> [DOCUMENT PASSAGE]:
----------------------------------------
Dear parents and guardians, I am so excited to welcome you to our Parent Power newsletter. We're thrilled that you’re interested in learning more from our dedicated team at EBR Schools and can’t wait to start sharing with you.
Inside this Issue
Digital Citizenship Parent Event: Navigating Safe and Secure Online Environments for Kids
Join us for an engaging discussion on equipping parents with the essential tools to foster safe and secure digital environments for their children. Our panel of experts will share valuable insights, practical tipsand expert guidance to help you navigate the online world alongside your kids.
Don't miss this opportunity to enhance your understanding of digital citizenship and ensure your child's online experiences are positive and secure. Join us on Oct. 17 at 5:30 p.m. for an informative and interactive session that will empower you to be a confident digital parent.
What is dyslexia?
----------------------------------------
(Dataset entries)
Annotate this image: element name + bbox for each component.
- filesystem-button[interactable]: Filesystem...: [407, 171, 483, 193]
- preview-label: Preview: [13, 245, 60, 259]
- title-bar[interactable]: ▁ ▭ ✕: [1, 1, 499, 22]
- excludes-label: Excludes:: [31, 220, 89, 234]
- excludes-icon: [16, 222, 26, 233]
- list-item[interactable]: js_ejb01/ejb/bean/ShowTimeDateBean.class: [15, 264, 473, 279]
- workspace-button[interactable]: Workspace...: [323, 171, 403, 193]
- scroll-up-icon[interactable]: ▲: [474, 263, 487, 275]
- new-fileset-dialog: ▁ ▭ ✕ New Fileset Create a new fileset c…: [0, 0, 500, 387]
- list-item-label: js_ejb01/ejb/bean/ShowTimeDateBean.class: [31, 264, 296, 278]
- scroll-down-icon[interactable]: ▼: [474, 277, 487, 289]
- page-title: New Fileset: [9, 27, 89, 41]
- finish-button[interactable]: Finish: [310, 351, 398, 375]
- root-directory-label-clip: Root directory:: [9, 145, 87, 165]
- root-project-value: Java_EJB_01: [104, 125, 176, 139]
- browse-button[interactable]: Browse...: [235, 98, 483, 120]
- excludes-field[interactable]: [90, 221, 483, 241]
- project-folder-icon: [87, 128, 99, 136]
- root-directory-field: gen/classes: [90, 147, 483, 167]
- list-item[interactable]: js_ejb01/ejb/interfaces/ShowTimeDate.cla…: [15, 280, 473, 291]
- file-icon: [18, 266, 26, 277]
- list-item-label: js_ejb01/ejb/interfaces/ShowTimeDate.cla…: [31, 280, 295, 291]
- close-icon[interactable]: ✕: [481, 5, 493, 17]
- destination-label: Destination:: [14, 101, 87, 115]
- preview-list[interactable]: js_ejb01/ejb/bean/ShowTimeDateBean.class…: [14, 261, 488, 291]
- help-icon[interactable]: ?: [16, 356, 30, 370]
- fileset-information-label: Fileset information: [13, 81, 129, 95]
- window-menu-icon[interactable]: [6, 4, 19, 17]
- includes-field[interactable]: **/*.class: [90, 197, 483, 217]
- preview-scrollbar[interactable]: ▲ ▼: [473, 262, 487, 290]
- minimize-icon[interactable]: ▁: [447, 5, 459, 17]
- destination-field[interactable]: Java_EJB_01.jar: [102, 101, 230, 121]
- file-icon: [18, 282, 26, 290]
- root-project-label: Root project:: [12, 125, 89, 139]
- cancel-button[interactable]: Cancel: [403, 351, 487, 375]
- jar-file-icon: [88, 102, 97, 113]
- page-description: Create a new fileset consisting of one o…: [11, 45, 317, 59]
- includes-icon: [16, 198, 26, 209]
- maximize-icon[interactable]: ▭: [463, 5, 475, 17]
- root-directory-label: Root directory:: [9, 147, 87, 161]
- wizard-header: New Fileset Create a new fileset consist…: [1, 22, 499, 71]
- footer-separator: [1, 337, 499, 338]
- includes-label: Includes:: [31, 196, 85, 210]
----------------------------------------
> [ACTIVITY 1]:
In the newsletter text, when does the Digital Citizenship Parent Event take place?
> [ACTIVITY 2]:
Repeat the newsletter text word for word between "Dear parents and" and "alongside your kids.", inclusive.
Rely only on the newsletter text for what comes next.

> [ANSWER AREA 1]:
Oct. 17 at 5:30 p.m.

> [ANSWER AREA 2]:
Dear parents and guardians, I am so excited to welcome you to our Parent Power newsletter. We're thrilled that you’re interested in learning more from our dedicated team at EBR Schools and can’t wait to start sharing with you.
Inside this Issue
Digital Citizenship Parent Event: Navigating Safe and Secure Online Environments for Kids
Join us for an engaging discussion on equipping parents with the essential tools to foster safe and secure digital environments for their children. Our panel of experts will share valuable insights, practical tipsand expert guidance to help you navigate the online world alongside your kids.